TASK OBJECTIVE:
Update the lines below by changing "Neon gas" to "Argon gas" and leave everything else as it is.

————————

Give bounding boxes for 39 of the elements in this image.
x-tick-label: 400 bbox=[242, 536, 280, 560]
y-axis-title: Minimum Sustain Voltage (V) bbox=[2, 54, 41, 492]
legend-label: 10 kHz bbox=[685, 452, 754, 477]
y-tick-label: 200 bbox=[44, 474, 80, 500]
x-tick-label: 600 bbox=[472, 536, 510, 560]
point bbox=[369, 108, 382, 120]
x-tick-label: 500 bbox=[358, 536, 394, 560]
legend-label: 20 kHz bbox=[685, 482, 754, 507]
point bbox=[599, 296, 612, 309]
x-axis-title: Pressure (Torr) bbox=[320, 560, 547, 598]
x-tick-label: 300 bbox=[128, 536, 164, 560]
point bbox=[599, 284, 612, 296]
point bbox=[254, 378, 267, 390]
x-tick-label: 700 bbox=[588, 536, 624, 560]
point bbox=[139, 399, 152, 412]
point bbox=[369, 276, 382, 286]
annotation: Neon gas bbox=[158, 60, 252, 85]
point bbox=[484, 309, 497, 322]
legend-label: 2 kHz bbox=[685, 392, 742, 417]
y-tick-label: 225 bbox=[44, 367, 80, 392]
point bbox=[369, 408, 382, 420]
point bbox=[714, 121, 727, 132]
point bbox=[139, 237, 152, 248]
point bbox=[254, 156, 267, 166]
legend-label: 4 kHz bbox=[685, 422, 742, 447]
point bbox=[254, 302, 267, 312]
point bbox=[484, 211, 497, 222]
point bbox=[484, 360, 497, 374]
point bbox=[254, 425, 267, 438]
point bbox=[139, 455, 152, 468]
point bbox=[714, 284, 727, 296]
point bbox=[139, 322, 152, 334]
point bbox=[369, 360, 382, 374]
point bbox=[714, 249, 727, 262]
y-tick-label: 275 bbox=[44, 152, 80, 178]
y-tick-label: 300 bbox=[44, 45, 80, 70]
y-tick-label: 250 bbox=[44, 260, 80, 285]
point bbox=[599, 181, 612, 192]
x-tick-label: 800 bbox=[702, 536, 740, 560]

————————

RESPONSE TO THE TASK:
Give bounding boxes for 39 of the elements in this image.
x-tick-label: 400 bbox=[242, 536, 280, 560]
y-axis-title: Minimum Sustain Voltage (V) bbox=[2, 54, 41, 492]
legend-label: 10 kHz bbox=[685, 452, 754, 477]
y-tick-label: 200 bbox=[44, 474, 80, 500]
x-tick-label: 600 bbox=[472, 536, 510, 560]
point bbox=[369, 108, 382, 120]
x-tick-label: 500 bbox=[358, 536, 394, 560]
legend-label: 20 kHz bbox=[685, 482, 754, 507]
point bbox=[599, 296, 612, 309]
x-axis-title: Pressure (Torr) bbox=[320, 560, 547, 598]
x-tick-label: 300 bbox=[128, 536, 164, 560]
point bbox=[599, 284, 612, 296]
point bbox=[254, 378, 267, 390]
x-tick-label: 700 bbox=[588, 536, 624, 560]
point bbox=[139, 399, 152, 412]
point bbox=[369, 276, 382, 286]
annotation: Argon gas bbox=[158, 60, 252, 85]
point bbox=[484, 309, 497, 322]
legend-label: 2 kHz bbox=[685, 392, 742, 417]
y-tick-label: 225 bbox=[44, 367, 80, 392]
point bbox=[369, 408, 382, 420]
point bbox=[714, 121, 727, 132]
point bbox=[139, 237, 152, 248]
point bbox=[254, 156, 267, 166]
legend-label: 4 kHz bbox=[685, 422, 742, 447]
point bbox=[254, 302, 267, 312]
point bbox=[484, 211, 497, 222]
point bbox=[484, 360, 497, 374]
point bbox=[254, 425, 267, 438]
point bbox=[139, 455, 152, 468]
point bbox=[714, 284, 727, 296]
point bbox=[139, 322, 152, 334]
point bbox=[369, 360, 382, 374]
point bbox=[714, 249, 727, 262]
y-tick-label: 275 bbox=[44, 152, 80, 178]
y-tick-label: 300 bbox=[44, 45, 80, 70]
y-tick-label: 250 bbox=[44, 260, 80, 285]
point bbox=[599, 181, 612, 192]
x-tick-label: 800 bbox=[702, 536, 740, 560]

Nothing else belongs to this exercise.